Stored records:
────
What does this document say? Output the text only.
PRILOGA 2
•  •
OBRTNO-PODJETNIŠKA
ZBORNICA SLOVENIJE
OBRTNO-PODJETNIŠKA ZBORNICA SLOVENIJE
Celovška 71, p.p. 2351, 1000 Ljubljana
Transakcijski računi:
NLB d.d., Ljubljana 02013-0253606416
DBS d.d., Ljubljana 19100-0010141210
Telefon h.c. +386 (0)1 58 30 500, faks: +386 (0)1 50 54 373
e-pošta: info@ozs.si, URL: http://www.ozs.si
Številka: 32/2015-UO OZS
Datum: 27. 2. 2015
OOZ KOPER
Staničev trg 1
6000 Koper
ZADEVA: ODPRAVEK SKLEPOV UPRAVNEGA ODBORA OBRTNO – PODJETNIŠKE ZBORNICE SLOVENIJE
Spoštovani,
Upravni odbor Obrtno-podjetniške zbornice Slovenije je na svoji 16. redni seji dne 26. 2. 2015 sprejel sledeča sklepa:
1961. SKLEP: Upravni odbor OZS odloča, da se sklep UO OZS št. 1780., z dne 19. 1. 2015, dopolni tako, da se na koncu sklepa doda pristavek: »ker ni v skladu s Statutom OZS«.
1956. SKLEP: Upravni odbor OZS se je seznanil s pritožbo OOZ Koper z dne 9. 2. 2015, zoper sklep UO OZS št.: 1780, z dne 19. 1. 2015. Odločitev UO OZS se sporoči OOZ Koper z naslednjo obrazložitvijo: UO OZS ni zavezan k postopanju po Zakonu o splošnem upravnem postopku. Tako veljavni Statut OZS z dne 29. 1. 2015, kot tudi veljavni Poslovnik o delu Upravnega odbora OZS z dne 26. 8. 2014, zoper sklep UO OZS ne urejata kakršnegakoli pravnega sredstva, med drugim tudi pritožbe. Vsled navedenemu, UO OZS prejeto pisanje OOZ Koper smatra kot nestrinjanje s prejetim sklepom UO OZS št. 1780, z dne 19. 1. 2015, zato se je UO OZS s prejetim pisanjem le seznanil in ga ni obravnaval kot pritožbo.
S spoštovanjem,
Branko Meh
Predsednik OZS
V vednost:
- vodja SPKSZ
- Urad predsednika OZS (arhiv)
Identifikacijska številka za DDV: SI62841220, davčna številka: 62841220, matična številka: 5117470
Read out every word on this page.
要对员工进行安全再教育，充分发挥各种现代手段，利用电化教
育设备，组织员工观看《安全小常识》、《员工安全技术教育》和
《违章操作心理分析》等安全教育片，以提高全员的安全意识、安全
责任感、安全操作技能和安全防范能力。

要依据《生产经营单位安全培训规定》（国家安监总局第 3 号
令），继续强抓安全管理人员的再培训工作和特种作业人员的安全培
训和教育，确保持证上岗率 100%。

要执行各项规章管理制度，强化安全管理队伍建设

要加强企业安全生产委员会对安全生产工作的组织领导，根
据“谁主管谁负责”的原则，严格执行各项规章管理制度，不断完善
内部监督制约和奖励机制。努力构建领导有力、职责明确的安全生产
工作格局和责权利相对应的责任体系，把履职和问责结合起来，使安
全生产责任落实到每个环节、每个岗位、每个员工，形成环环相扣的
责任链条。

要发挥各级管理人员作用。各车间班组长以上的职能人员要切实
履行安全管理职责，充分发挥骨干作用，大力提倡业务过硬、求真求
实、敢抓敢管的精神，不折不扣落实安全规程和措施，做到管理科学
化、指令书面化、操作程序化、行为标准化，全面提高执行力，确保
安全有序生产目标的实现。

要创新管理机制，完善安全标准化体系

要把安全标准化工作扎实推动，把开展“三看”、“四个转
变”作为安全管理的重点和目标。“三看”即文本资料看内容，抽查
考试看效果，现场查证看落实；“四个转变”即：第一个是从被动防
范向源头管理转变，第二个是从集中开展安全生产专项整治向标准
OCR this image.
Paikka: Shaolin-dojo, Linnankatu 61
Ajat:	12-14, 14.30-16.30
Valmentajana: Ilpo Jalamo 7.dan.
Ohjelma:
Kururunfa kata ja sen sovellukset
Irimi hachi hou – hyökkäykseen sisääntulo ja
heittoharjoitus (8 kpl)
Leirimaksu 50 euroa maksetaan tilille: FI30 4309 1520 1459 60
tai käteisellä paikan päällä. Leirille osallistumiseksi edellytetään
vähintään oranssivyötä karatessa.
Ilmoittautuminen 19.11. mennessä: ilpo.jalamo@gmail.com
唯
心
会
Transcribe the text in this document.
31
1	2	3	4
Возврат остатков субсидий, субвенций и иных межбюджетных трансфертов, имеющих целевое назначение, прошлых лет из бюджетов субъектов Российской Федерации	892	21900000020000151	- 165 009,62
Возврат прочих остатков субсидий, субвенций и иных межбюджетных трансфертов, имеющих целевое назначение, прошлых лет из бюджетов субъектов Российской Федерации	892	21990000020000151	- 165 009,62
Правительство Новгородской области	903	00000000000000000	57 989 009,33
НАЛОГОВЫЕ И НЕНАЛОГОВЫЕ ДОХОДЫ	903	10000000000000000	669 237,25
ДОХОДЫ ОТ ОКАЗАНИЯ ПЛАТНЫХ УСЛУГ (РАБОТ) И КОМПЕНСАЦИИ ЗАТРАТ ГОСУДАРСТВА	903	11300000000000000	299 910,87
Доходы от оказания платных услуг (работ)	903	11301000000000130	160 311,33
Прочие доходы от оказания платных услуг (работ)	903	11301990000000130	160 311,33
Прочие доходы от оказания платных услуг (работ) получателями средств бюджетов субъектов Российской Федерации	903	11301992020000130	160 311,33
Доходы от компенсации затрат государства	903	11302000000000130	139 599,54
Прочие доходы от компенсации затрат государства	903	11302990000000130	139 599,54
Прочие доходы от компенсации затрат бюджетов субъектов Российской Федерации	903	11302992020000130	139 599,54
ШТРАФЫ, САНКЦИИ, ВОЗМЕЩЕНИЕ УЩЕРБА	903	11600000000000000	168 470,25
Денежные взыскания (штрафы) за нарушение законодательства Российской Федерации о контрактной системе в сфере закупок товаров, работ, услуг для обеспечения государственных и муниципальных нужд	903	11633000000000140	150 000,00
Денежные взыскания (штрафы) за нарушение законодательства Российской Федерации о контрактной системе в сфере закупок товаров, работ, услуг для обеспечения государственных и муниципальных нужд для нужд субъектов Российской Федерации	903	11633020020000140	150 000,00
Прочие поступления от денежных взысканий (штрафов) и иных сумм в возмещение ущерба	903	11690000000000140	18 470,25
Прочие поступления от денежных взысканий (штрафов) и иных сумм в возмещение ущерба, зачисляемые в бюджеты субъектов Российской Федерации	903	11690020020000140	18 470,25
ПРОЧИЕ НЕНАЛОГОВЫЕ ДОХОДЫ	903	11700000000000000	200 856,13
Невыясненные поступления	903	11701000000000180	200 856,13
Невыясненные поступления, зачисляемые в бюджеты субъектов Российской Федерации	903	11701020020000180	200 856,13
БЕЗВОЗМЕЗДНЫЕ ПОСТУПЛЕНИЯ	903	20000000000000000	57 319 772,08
────
Copy each line of the records containing the string "this".

Response =
What does this document say? Output the text only.
Read out every word on this page.
OCR this image.
Transcribe the text in this document.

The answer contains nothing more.